■ **Set task**: Arrange everything from the start of the records down to the line containing "- cell: [189, 374, 258, 396]" as a JSON list of strings, one per line, skipping any blank lines.

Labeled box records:
________

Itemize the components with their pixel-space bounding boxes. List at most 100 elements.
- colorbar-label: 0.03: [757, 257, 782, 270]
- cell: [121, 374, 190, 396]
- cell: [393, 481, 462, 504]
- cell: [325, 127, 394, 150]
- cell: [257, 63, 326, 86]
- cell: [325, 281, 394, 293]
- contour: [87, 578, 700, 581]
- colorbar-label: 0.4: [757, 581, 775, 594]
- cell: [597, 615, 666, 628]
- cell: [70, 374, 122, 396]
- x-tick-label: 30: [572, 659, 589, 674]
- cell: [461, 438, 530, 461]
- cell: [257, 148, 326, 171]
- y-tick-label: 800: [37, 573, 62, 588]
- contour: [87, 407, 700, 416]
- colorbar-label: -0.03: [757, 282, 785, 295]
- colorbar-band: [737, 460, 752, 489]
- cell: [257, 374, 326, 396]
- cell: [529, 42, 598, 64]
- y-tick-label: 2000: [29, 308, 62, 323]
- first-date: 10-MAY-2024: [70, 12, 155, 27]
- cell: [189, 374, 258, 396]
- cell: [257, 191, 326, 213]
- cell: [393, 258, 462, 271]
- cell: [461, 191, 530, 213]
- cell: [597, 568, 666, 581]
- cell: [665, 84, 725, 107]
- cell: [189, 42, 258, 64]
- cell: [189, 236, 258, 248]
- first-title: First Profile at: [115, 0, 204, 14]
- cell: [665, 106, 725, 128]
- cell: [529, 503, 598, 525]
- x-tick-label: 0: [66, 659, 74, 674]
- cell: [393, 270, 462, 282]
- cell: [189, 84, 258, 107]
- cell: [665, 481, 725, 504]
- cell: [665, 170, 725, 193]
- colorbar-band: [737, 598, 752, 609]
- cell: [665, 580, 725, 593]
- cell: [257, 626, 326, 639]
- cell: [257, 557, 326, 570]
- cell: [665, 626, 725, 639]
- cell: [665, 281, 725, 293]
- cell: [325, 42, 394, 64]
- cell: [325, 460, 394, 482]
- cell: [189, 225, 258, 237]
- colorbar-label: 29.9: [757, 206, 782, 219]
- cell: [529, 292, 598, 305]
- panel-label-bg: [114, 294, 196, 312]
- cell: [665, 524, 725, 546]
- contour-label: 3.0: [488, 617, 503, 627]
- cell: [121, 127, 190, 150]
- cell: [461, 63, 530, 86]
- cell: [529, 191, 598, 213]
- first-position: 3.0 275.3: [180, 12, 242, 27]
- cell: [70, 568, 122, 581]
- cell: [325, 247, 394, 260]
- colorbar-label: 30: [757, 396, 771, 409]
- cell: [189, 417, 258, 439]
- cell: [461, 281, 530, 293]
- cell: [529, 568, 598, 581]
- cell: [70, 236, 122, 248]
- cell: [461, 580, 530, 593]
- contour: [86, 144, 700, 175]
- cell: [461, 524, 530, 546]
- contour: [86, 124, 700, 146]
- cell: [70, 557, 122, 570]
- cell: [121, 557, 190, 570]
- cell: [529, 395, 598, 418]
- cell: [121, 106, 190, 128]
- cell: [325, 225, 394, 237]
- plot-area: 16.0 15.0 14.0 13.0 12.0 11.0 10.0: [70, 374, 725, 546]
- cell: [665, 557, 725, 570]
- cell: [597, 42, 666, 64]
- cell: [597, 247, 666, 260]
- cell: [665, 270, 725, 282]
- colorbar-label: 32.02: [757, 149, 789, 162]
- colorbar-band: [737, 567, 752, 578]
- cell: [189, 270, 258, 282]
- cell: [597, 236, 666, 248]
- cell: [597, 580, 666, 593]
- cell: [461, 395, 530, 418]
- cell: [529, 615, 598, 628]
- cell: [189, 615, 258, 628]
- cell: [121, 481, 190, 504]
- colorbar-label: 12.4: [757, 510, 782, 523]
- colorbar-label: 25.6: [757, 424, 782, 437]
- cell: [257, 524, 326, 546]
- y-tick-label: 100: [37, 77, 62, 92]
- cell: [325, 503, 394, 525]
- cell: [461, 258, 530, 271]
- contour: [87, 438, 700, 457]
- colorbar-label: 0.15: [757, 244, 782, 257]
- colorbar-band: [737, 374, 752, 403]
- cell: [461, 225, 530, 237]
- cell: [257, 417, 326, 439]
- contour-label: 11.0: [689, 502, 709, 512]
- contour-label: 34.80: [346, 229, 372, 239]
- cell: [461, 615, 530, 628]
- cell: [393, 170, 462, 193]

________

■ **Answer below**:
[
  "Itemize the components with their pixel-space bounding boxes. List at most 100 elements.",
  "- colorbar-label: 0.03: [757, 257, 782, 270]",
  "- cell: [121, 374, 190, 396]",
  "- cell: [393, 481, 462, 504]",
  "- cell: [325, 127, 394, 150]",
  "- cell: [257, 63, 326, 86]",
  "- cell: [325, 281, 394, 293]",
  "- contour: [87, 578, 700, 581]",
  "- colorbar-label: 0.4: [757, 581, 775, 594]",
  "- cell: [597, 615, 666, 628]",
  "- cell: [70, 374, 122, 396]",
  "- x-tick-label: 30: [572, 659, 589, 674]",
  "- cell: [461, 438, 530, 461]",
  "- cell: [257, 148, 326, 171]",
  "- y-tick-label: 800: [37, 573, 62, 588]",
  "- contour: [87, 407, 700, 416]",
  "- colorbar-label: -0.03: [757, 282, 785, 295]",
  "- colorbar-band: [737, 460, 752, 489]",
  "- cell: [257, 374, 326, 396]",
  "- cell: [529, 42, 598, 64]",
  "- y-tick-label: 2000: [29, 308, 62, 323]",
  "- first-date: 10-MAY-2024: [70, 12, 155, 27]",
  "- cell: [189, 374, 258, 396]"
]